** Start of Provided data **

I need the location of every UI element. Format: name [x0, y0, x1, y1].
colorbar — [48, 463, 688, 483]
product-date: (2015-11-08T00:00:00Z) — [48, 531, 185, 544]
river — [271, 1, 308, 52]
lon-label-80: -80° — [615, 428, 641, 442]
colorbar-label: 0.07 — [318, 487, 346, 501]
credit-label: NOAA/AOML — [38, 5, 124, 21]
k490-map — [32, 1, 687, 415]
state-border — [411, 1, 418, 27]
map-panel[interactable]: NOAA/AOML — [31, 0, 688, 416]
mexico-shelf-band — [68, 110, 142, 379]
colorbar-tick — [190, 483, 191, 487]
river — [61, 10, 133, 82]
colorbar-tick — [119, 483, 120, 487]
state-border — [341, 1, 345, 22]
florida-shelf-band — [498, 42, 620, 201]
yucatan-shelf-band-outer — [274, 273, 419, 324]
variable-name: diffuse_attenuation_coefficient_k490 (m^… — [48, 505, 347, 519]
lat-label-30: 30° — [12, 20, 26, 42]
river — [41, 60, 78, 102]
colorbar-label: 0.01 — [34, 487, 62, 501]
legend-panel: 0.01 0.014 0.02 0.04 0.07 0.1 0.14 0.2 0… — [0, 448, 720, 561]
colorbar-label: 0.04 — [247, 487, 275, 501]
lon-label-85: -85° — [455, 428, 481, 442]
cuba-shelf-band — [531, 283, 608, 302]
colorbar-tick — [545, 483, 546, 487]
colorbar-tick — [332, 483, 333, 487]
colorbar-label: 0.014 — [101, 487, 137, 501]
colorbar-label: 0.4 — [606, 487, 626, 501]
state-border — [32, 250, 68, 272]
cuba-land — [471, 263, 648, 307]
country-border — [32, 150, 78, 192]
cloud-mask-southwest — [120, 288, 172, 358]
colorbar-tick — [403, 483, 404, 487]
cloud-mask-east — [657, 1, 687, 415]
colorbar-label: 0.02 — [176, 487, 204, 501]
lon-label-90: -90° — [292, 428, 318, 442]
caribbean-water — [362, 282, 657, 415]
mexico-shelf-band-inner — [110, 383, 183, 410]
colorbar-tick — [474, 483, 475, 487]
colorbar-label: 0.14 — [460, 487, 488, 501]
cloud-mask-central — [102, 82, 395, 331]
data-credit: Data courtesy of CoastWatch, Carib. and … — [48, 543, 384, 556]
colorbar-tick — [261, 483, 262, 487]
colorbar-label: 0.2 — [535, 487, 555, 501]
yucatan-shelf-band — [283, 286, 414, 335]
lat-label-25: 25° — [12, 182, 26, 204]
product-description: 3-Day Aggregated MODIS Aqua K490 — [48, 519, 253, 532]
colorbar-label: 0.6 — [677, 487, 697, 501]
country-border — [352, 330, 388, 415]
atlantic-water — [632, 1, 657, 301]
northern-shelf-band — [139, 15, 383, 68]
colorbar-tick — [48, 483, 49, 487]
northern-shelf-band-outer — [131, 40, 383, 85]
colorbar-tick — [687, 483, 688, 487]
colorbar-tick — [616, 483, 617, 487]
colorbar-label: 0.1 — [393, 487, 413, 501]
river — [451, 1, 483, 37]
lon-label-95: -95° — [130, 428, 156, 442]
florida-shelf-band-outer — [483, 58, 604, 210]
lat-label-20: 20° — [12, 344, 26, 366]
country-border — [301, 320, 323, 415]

** End of Provided data **

Reproduce the data above verbatim, keeping every line and its original order.

▶ **Answer to the exercise**
I need the location of every UI element. Format: name [x0, y0, x1, y1].
colorbar — [48, 463, 688, 483]
product-date: (2015-11-08T00:00:00Z) — [48, 531, 185, 544]
river — [271, 1, 308, 52]
lon-label-80: -80° — [615, 428, 641, 442]
colorbar-label: 0.07 — [318, 487, 346, 501]
credit-label: NOAA/AOML — [38, 5, 124, 21]
k490-map — [32, 1, 687, 415]
state-border — [411, 1, 418, 27]
map-panel[interactable]: NOAA/AOML — [31, 0, 688, 416]
mexico-shelf-band — [68, 110, 142, 379]
colorbar-tick — [190, 483, 191, 487]
river — [61, 10, 133, 82]
colorbar-tick — [119, 483, 120, 487]
state-border — [341, 1, 345, 22]
florida-shelf-band — [498, 42, 620, 201]
yucatan-shelf-band-outer — [274, 273, 419, 324]
variable-name: diffuse_attenuation_coefficient_k490 (m^… — [48, 505, 347, 519]
lat-label-30: 30° — [12, 20, 26, 42]
river — [41, 60, 78, 102]
colorbar-label: 0.01 — [34, 487, 62, 501]
legend-panel: 0.01 0.014 0.02 0.04 0.07 0.1 0.14 0.2 0… — [0, 448, 720, 561]
colorbar-label: 0.04 — [247, 487, 275, 501]
lon-label-85: -85° — [455, 428, 481, 442]
cuba-shelf-band — [531, 283, 608, 302]
colorbar-tick — [545, 483, 546, 487]
colorbar-tick — [332, 483, 333, 487]
colorbar-label: 0.014 — [101, 487, 137, 501]
colorbar-label: 0.4 — [606, 487, 626, 501]
state-border — [32, 250, 68, 272]
cuba-land — [471, 263, 648, 307]
country-border — [32, 150, 78, 192]
cloud-mask-southwest — [120, 288, 172, 358]
colorbar-tick — [403, 483, 404, 487]
cloud-mask-east — [657, 1, 687, 415]
colorbar-label: 0.02 — [176, 487, 204, 501]
lon-label-90: -90° — [292, 428, 318, 442]
caribbean-water — [362, 282, 657, 415]
mexico-shelf-band-inner — [110, 383, 183, 410]
colorbar-tick — [474, 483, 475, 487]
colorbar-label: 0.14 — [460, 487, 488, 501]
cloud-mask-central — [102, 82, 395, 331]
data-credit: Data courtesy of CoastWatch, Carib. and … — [48, 543, 384, 556]
colorbar-tick — [261, 483, 262, 487]
colorbar-label: 0.2 — [535, 487, 555, 501]
yucatan-shelf-band — [283, 286, 414, 335]
lat-label-25: 25° — [12, 182, 26, 204]
product-description: 3-Day Aggregated MODIS Aqua K490 — [48, 519, 253, 532]
colorbar-label: 0.6 — [677, 487, 697, 501]
country-border — [352, 330, 388, 415]
atlantic-water — [632, 1, 657, 301]
northern-shelf-band — [139, 15, 383, 68]
colorbar-tick — [48, 483, 49, 487]
northern-shelf-band-outer — [131, 40, 383, 85]
colorbar-tick — [687, 483, 688, 487]
colorbar-tick — [616, 483, 617, 487]
colorbar-label: 0.1 — [393, 487, 413, 501]
river — [451, 1, 483, 37]
lon-label-95: -95° — [130, 428, 156, 442]
florida-shelf-band-outer — [483, 58, 604, 210]
lat-label-20: 20° — [12, 344, 26, 366]
country-border — [301, 320, 323, 415]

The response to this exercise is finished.